→ Short problem
Reproduce the records below in full and word for word, excluding pictures.

Stored data entries:
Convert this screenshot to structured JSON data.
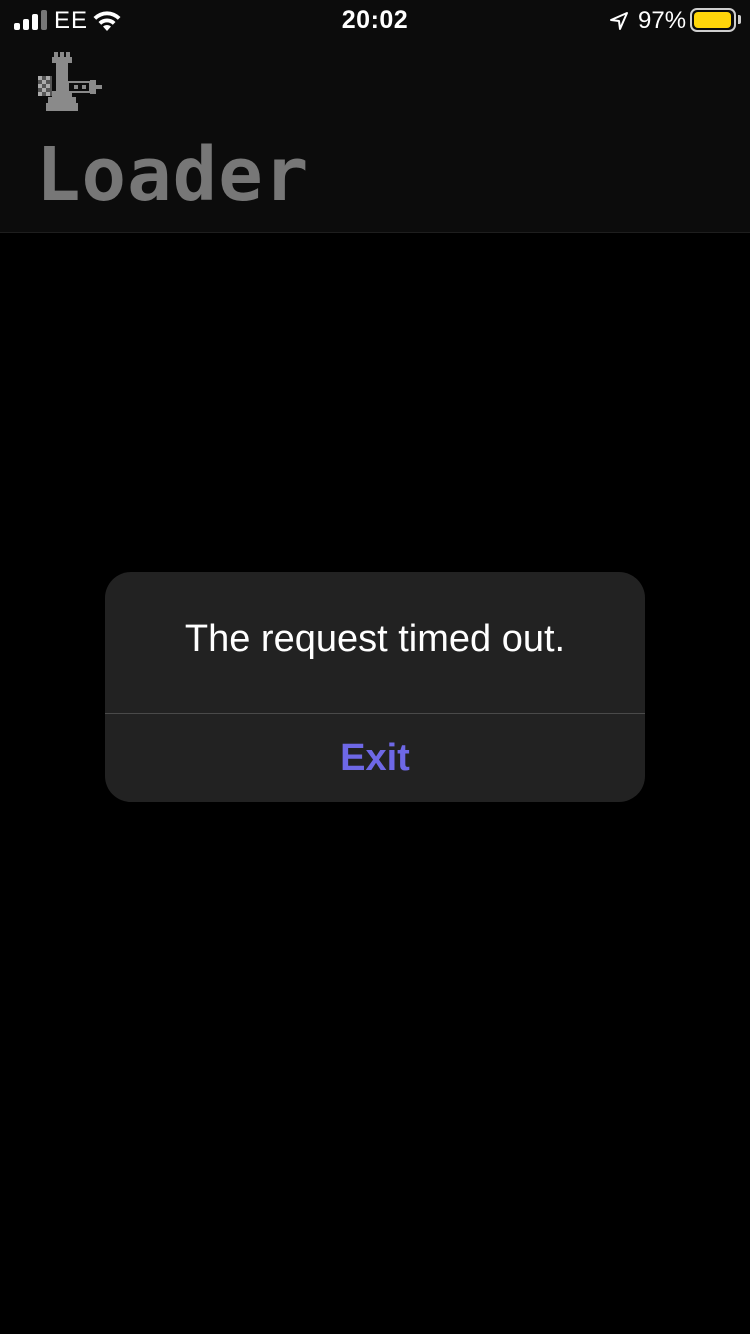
{
  "status_bar": {
    "carrier": "EE",
    "time": "20:02",
    "battery_percent": "97%",
    "battery_level": 0.97,
    "signal_bars": 3,
    "icons": [
      "signal-icon",
      "wifi-icon",
      "location-arrow-icon",
      "battery-icon"
    ]
  },
  "header": {
    "logo_icon": "chess-rook-cannon-icon",
    "title": "Loader"
  },
  "alert": {
    "message": "The request timed out.",
    "exit_label": "Exit"
  },
  "colors": {
    "background": "#000000",
    "header_background": "#0c0c0c",
    "title": "#777777",
    "alert_background": "#222222",
    "accent": "#6e68e6",
    "battery": "#ffd60a"
  }
}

→ The output
Convert this screenshot to structured JSON data.
{
  "status_bar": {
    "carrier": "EE",
    "time": "20:02",
    "battery_percent": "97%",
    "battery_level": 0.97,
    "signal_bars": 3,
    "icons": [
      "signal-icon",
      "wifi-icon",
      "location-arrow-icon",
      "battery-icon"
    ]
  },
  "header": {
    "logo_icon": "chess-rook-cannon-icon",
    "title": "Loader"
  },
  "alert": {
    "message": "The request timed out.",
    "exit_label": "Exit"
  },
  "colors": {
    "background": "#000000",
    "header_background": "#0c0c0c",
    "title": "#777777",
    "alert_background": "#222222",
    "accent": "#6e68e6",
    "battery": "#ffd60a"
  }
}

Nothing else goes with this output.